■ The task ■
Report how many lines contain the word "xlabel"; answer with the number only.

■ Records about charts and figures ■
- - - -

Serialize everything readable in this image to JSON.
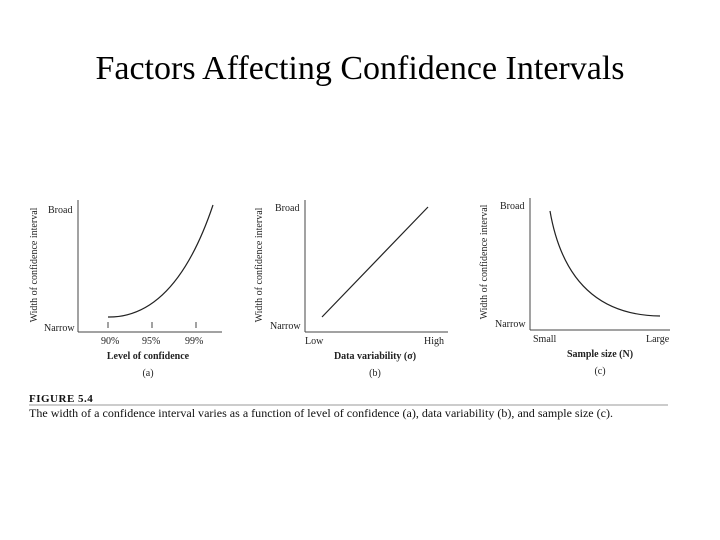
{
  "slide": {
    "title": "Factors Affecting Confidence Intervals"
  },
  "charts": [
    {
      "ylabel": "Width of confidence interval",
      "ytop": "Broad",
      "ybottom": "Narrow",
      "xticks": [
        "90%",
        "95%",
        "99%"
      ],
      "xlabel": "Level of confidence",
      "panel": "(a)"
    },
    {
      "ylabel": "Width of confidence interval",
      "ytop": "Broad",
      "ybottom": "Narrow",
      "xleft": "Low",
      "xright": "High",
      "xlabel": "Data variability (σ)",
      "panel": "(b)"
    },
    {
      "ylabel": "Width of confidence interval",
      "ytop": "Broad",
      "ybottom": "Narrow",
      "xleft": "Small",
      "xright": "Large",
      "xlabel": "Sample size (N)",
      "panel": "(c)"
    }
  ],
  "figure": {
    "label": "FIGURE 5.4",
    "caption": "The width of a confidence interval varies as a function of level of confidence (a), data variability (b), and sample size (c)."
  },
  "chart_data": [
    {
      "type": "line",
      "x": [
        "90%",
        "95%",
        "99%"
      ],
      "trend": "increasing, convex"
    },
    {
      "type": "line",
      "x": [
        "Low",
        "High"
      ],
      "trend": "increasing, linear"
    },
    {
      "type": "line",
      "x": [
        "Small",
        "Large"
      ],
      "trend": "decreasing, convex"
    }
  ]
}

- - - -

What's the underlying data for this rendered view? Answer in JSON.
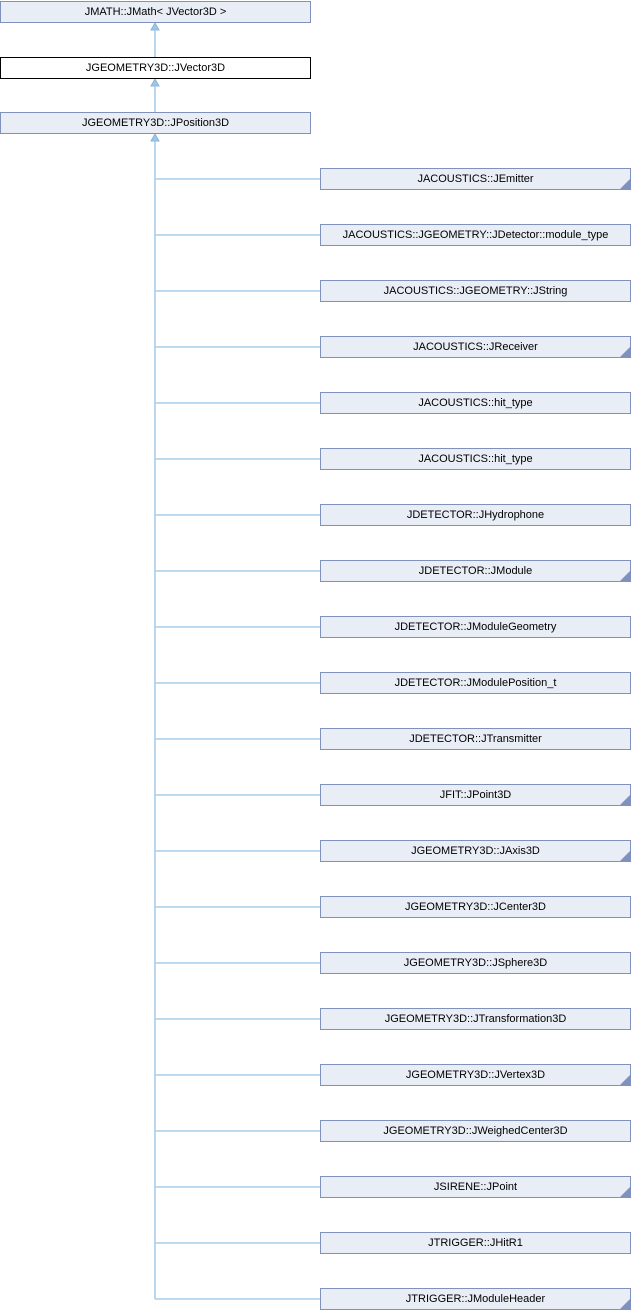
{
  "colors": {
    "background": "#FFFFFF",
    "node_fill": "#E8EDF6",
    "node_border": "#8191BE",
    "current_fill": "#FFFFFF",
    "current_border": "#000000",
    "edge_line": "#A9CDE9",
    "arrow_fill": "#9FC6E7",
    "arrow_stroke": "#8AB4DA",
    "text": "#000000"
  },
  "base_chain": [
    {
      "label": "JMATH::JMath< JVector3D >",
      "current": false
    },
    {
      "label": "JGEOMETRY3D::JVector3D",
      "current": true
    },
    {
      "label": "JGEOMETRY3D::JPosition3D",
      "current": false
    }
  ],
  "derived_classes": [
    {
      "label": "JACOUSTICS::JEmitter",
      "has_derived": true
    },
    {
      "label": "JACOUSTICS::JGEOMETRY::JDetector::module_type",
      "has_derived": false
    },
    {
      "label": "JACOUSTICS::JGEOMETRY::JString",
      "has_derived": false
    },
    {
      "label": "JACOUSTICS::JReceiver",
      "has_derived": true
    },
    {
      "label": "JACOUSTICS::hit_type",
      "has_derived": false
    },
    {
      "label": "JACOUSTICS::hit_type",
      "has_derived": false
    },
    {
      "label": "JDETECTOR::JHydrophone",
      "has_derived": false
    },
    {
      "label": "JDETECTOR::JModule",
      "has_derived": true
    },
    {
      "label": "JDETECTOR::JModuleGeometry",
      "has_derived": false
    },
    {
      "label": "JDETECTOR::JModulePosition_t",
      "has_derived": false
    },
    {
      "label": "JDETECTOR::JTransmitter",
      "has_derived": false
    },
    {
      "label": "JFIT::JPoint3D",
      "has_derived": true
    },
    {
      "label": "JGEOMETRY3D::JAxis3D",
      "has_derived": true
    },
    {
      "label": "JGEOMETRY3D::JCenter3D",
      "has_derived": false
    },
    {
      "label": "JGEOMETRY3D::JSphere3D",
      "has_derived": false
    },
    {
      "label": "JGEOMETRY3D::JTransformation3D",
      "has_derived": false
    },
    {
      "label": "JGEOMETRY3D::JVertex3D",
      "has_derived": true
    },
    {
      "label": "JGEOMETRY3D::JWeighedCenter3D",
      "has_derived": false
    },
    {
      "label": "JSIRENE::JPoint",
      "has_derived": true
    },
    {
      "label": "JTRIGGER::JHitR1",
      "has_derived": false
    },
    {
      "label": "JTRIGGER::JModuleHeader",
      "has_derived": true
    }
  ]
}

- - - -

■ Correct response ■
3